## WHAT THIS TASK INVOLVES
Using the listing below, please gather every line containing the word "zadrugah".

Dataset items:

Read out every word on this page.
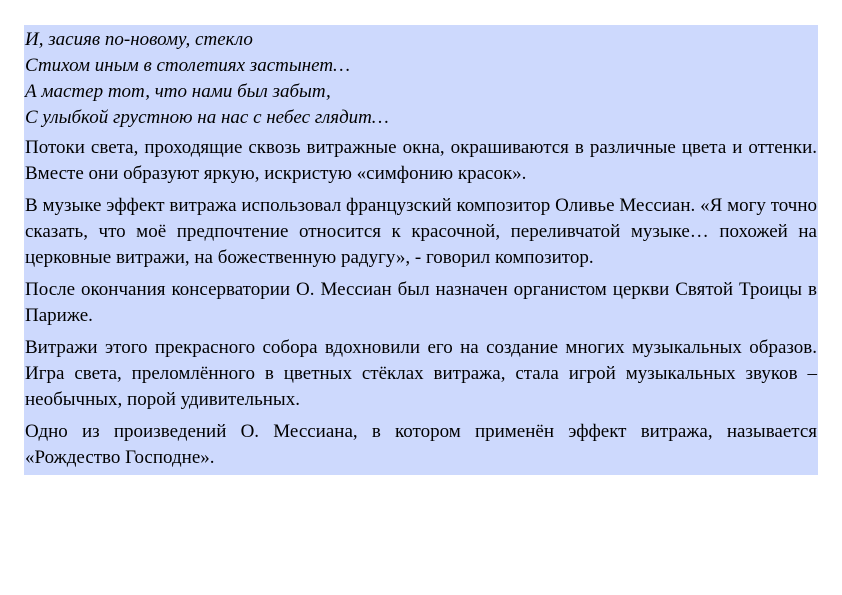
И, засияв по-новому, стекло
Стихом иным в столетиях застынет…
А мастер тот, что нами был забыт,
С улыбкой грустною на нас с небес глядит…

Потоки света, проходящие сквозь витражные окна, окрашиваются в различные цвета и оттенки. Вместе они образуют яркую, искристую «симфонию красок».

В музыке эффект витража использовал французский композитор Оливье Мессиан. «Я могу точно сказать, что моё предпочтение относится к красочной, переливчатой музыке… похожей на церковные витражи, на божественную радугу», - говорил композитор.

После окончания консерватории О. Мессиан был назначен органистом церкви Святой Троицы в Париже.

Витражи этого прекрасного собора вдохновили его на создание многих музыкальных образов. Игра света, преломлённого в цветных стёклах витража, стала игрой музыкальных звуков – необычных, порой удивительных.

Одно из произведений О. Мессиана, в котором применён эффект витража, называется «Рождество Господне».
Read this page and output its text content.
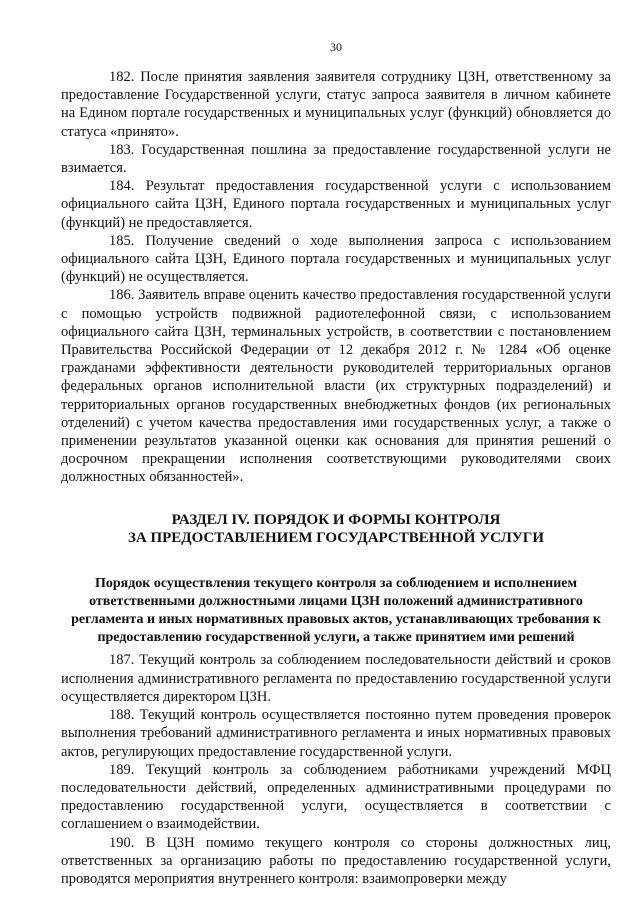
30

182. После принятия заявления заявителя сотруднику ЦЗН, ответственному за предоставление Государственной услуги, статус запроса заявителя в личном кабинете на Едином портале государственных и муниципальных услуг (функций) обновляется до статуса «принято».

183. Государственная пошлина за предоставление государственной услуги не взимается.

184. Результат предоставления государственной услуги с использованием официального сайта ЦЗН, Единого портала государственных и муниципальных услуг (функций) не предоставляется.

185. Получение сведений о ходе выполнения запроса с использованием официального сайта ЦЗН, Единого портала государственных и муниципальных услуг (функций) не осуществляется.

186. Заявитель вправе оценить качество предоставления государственной услуги с помощью устройств подвижной радиотелефонной связи, с использованием официального сайта ЦЗН, терминальных устройств, в соответствии с постановлением Правительства Российской Федерации от 12 декабря 2012 г. № 1284 «Об оценке гражданами эффективности деятельности руководителей территориальных органов федеральных органов исполнительной власти (их структурных подразделений) и территориальных органов государственных внебюджетных фондов (их региональных отделений) с учетом качества предоставления ими государственных услуг, а также о применении результатов указанной оценки как основания для принятия решений о досрочном прекращении исполнения соответствующими руководителями своих должностных обязанностей».

РАЗДЕЛ IV. ПОРЯДОК И ФОРМЫ КОНТРОЛЯ
ЗА ПРЕДОСТАВЛЕНИЕМ ГОСУДАРСТВЕННОЙ УСЛУГИ
Порядок осуществления текущего контроля за соблюдением и исполнением ответственными должностными лицами ЦЗН положений административного регламента и иных нормативных правовых актов, устанавливающих требования к предоставлению государственной услуги, а также принятием ими решений

187. Текущий контроль за соблюдением последовательности действий и сроков исполнения административного регламента по предоставлению государственной услуги осуществляется директором ЦЗН.

188. Текущий контроль осуществляется постоянно путем проведения проверок выполнения требований административного регламента и иных нормативных правовых актов, регулирующих предоставление государственной услуги.

189. Текущий контроль за соблюдением работниками учреждений МФЦ последовательности действий, определенных административными процедурами по предоставлению государственной услуги, осуществляется в соответствии с соглашением о взаимодействии.

190. В ЦЗН помимо текущего контроля со стороны должностных лиц, ответственных за организацию работы по предоставлению государственной услуги, проводятся мероприятия внутреннего контроля: взаимопроверки между
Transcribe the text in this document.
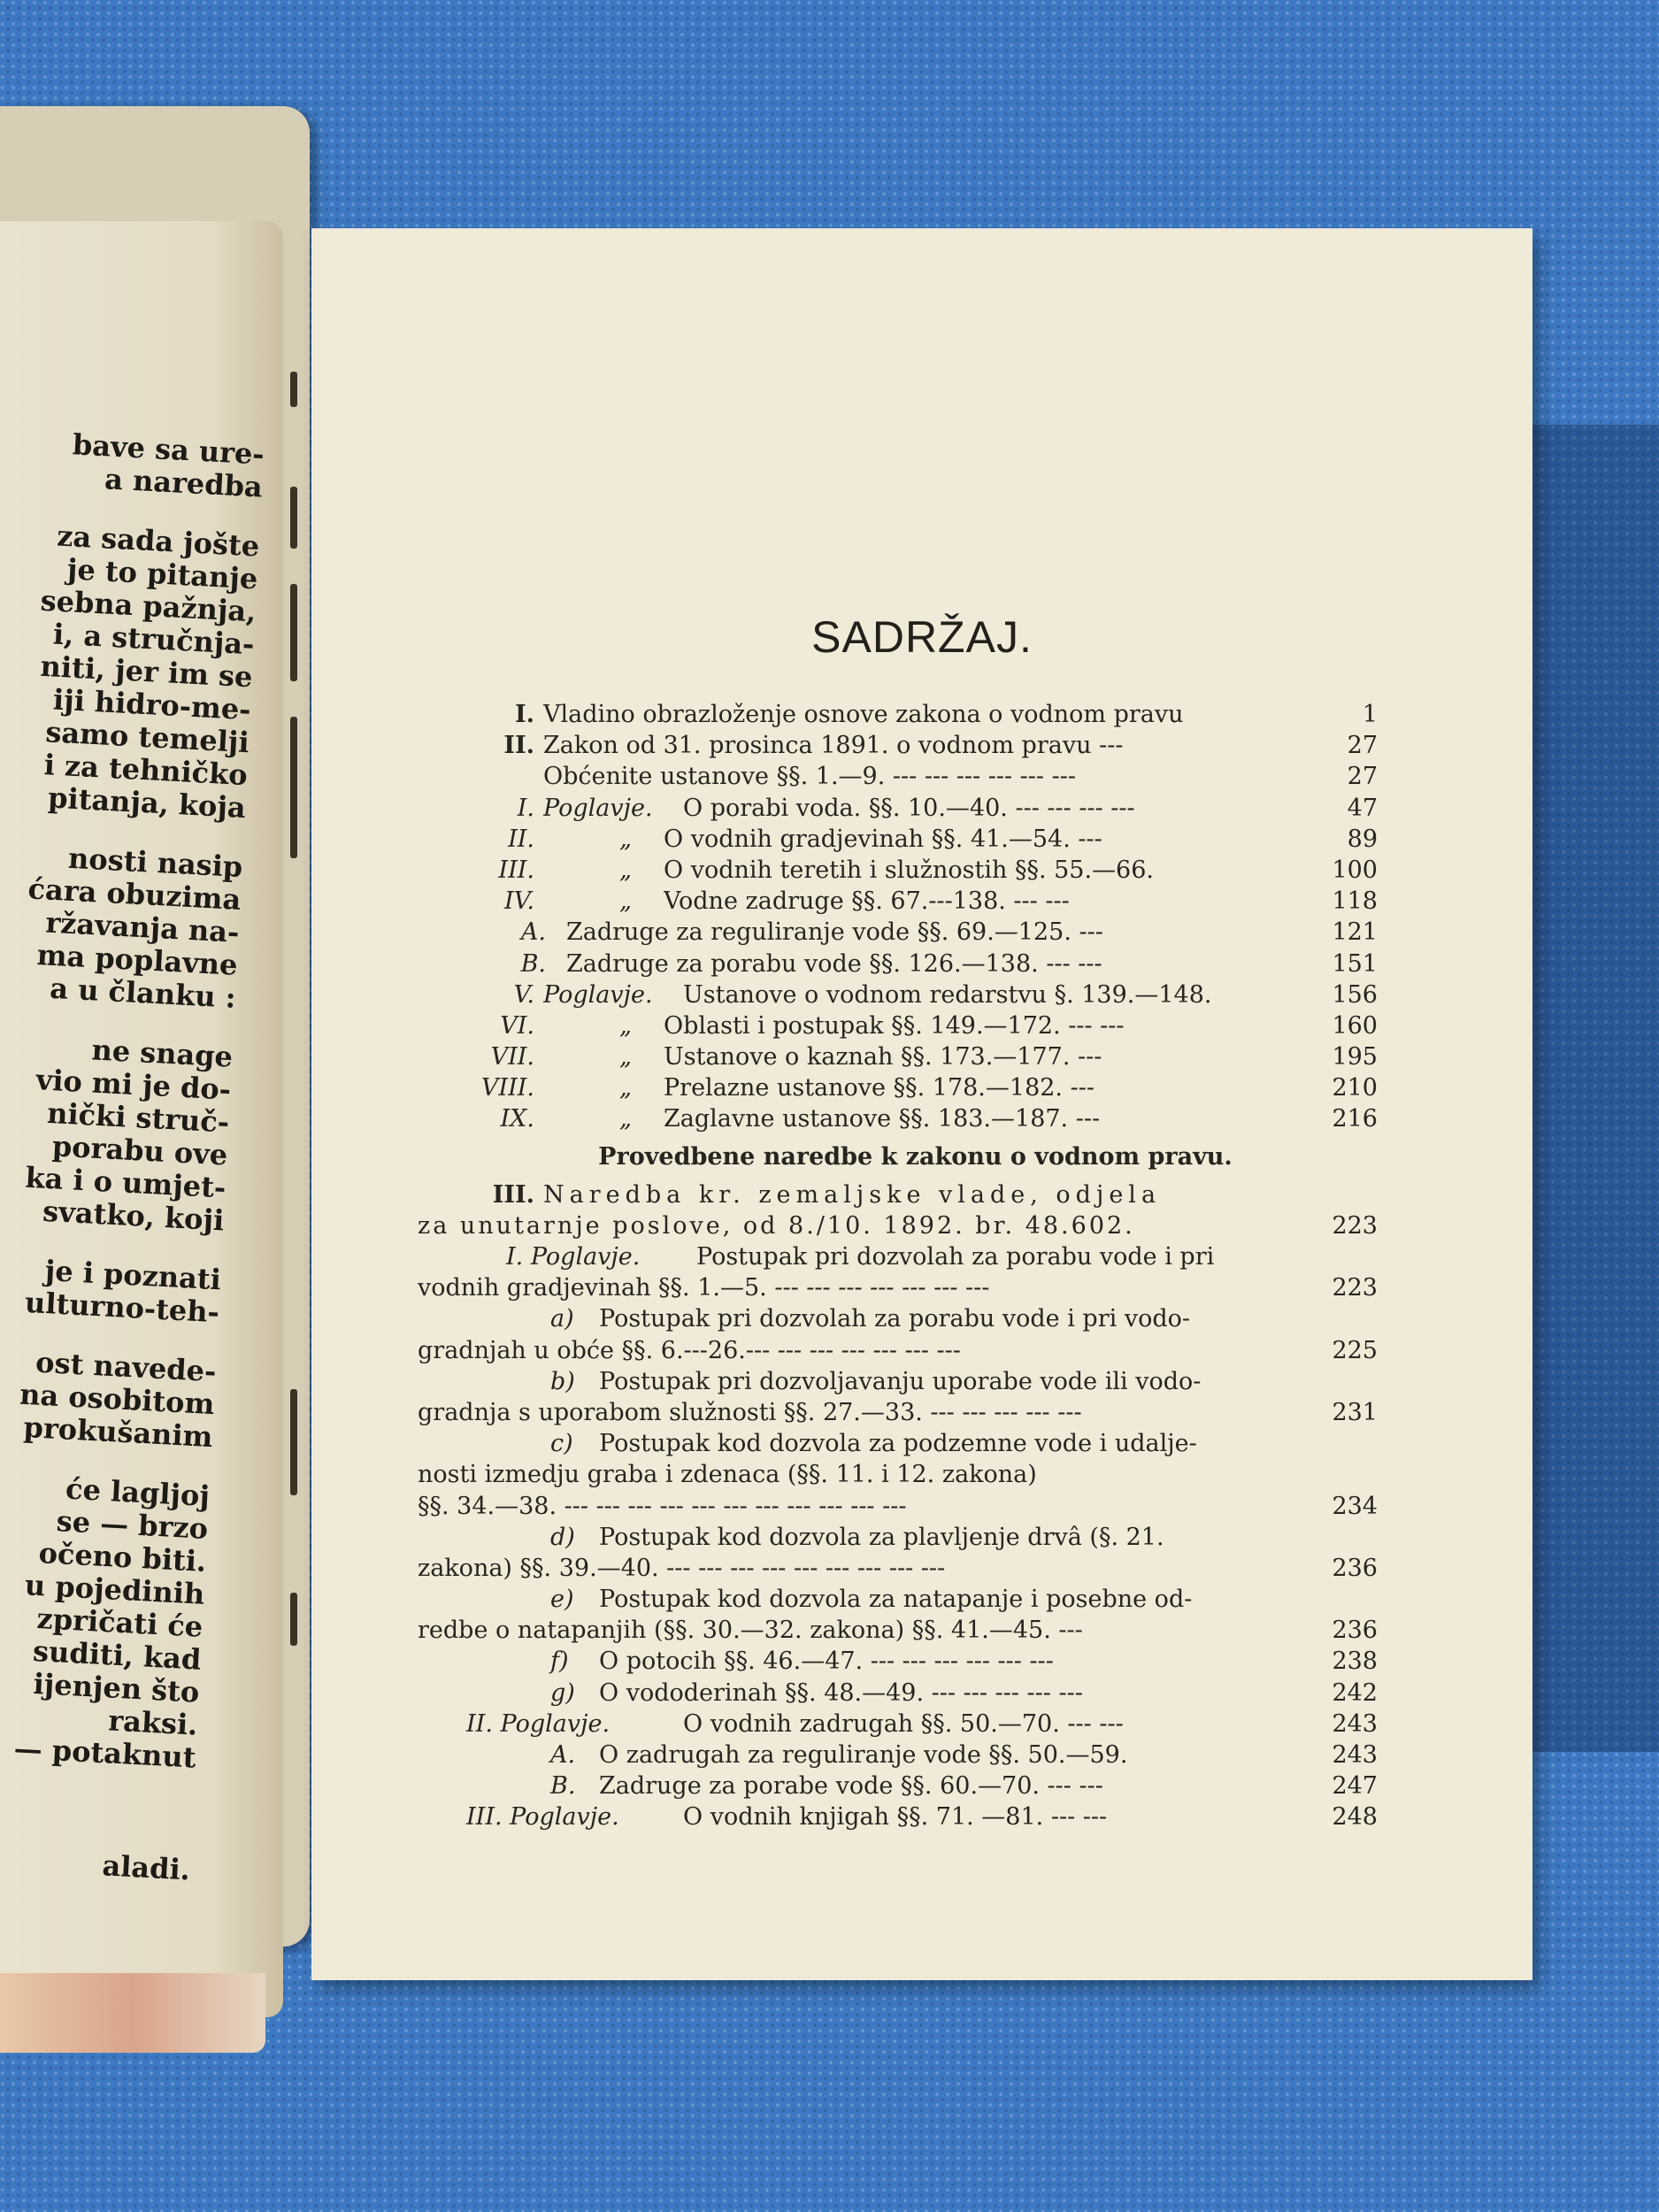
bave sa ure-
a naredba
za sada jošte
je to pitanje
sebna pažnja,
i, a stručnja-
niti, jer im se
iji hidro-me-
samo temelji
i za tehničko
pitanja, koja
nosti nasip
ćara obuzima
ržavanja na-
ma poplavne
a u članku :
ne snage
vio mi je do-
nički struč-
porabu ove
ka i o umjet-
svatko, koji
je i poznati
ulturno-teh-
ost navede-
na osobitom
prokušanim
će lagljoj
se — brzo
očeno biti.
u pojedinih
zpričati će
suditi, kad
ijenjen što
raksi.
— potaknut
aladi.
SADRŽAJ.
I. Vladino obrazloženje osnove zakona o vodnom pravu	1
II. Zakon od 31. prosinca 1891. o vodnom pravu ---	27
Obćenite ustanove §§. 1.—9. --- --- --- --- --- ---	27
I. Poglavje.	O porabi voda. §§. 10.—40. --- --- --- ---	47
II.	„ O vodnih gradjevinah §§. 41.—54. ---	89
III.	„ O vodnih teretih i služnostih §§. 55.—66.	100
IV.	„ Vodne zadruge §§. 67.---138. --- ---	118
A. Zadruge za reguliranje vode §§. 69.—125. ---	121
B. Zadruge za porabu vode §§. 126.—138. --- ---	151
V. Poglavje.	Ustanove o vodnom redarstvu §. 139.—148.	156
VI.	„ Oblasti i postupak §§. 149.—172. --- ---	160
VII.	„ Ustanove o kaznah §§. 173.—177. ---	195
VIII.	„ Prelazne ustanove §§. 178.—182. ---	210
IX.	„ Zaglavne ustanove §§. 183.—187. ---	216
Provedbene naredbe k zakonu o vodnom pravu.
III. Naredba kr. zemaljske vlade, odjela
za unutarnje poslove, od 8./10. 1892. br. 48.602.	223
I. Poglavje. Postupak pri dozvolah za porabu vode i pri
vodnih gradjevinah §§. 1.—5. --- --- --- --- --- --- ---	223
a) Postupak pri dozvolah za porabu vode i pri vodo-
gradnjah u obće §§. 6.---26.--- --- --- --- --- --- ---	225
b) Postupak pri dozvoljavanju uporabe vode ili vodo-
gradnja s uporabom služnosti §§. 27.—33. --- --- --- --- ---	231
c) Postupak kod dozvola za podzemne vode i udalje-
nosti izmedju graba i zdenaca (§§. 11. i 12. zakona)
§§. 34.—38. --- --- --- --- --- --- --- --- --- --- ---	234
d) Postupak kod dozvola za plavljenje drvâ (§. 21.
zakona) §§. 39.—40. --- --- --- --- --- --- --- --- ---	236
e) Postupak kod dozvola za natapanje i posebne od-
redbe o natapanjih (§§. 30.—32. zakona) §§. 41.—45. ---	236
f) O potocih §§. 46.—47. --- --- --- --- --- ---	238
g) O vododerinah §§. 48.—49. --- --- --- --- ---	242
II. Poglavje.	O vodnih zadrugah §§. 50.—70. --- ---	243
A. O zadrugah za reguliranje vode §§. 50.—59.	243
B. Zadruge za porabe vode §§. 60.—70. --- ---	247
III. Poglavje.	O vodnih knjigah §§. 71. —81. --- ---	248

## ANSWER TO THIS TASK
II. Poglavje.	O vodnih zadrugah §§. 50.—70. --- ---	243
A. O zadrugah za reguliranje vode §§. 50.—59.	243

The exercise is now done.